Exercise:
Answer with one number: how many lines hold the string "page".

===

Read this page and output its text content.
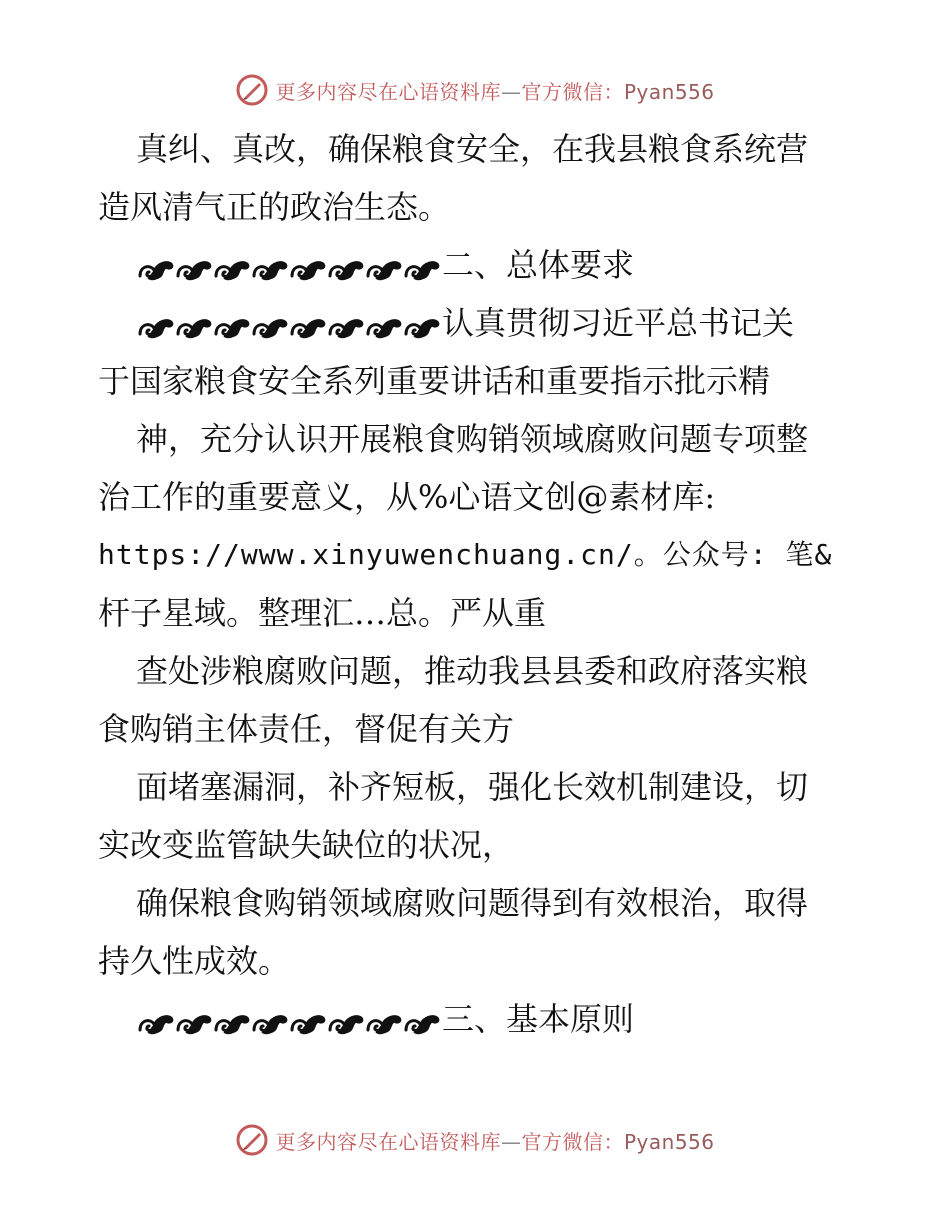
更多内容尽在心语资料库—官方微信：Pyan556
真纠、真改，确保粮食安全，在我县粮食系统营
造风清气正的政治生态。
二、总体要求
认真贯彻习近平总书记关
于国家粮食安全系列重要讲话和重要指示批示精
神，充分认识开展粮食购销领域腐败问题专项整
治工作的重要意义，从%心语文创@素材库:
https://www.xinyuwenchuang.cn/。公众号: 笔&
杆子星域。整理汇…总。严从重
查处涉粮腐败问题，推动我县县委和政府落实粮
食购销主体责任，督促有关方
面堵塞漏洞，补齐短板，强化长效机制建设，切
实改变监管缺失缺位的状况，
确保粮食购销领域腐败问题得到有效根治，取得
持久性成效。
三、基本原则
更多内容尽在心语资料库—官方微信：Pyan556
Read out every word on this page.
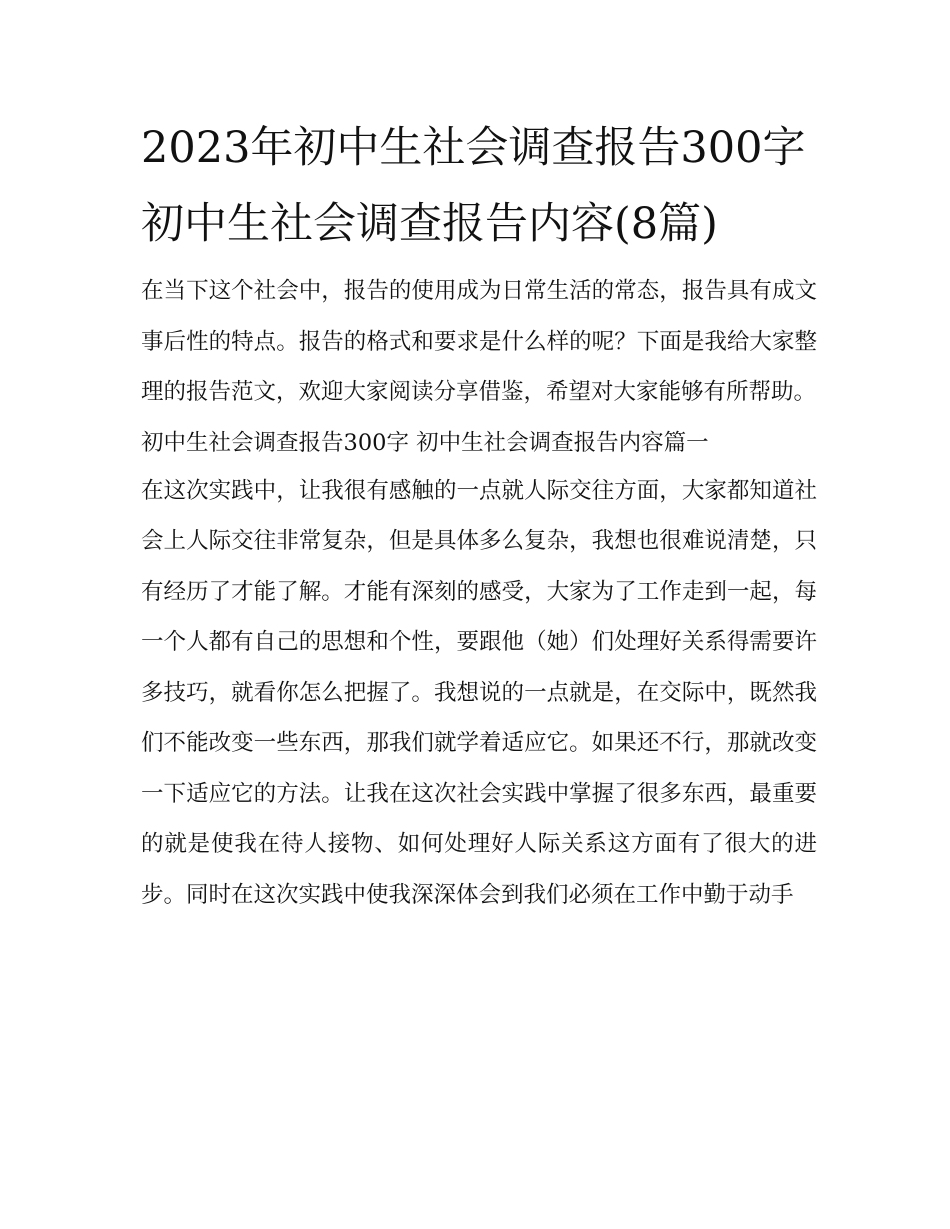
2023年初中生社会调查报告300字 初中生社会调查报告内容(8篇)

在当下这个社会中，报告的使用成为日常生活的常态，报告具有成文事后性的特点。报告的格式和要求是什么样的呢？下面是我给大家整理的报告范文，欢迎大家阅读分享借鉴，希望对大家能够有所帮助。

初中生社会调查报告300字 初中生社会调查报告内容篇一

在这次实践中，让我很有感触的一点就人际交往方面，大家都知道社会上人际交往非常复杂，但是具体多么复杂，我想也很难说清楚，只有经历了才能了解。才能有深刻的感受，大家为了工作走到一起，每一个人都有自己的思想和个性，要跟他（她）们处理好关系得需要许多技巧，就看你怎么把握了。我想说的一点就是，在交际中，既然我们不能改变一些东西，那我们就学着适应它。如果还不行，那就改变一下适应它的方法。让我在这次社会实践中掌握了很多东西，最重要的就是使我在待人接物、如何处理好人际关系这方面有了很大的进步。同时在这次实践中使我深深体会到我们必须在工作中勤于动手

===

Solution to this problem:
2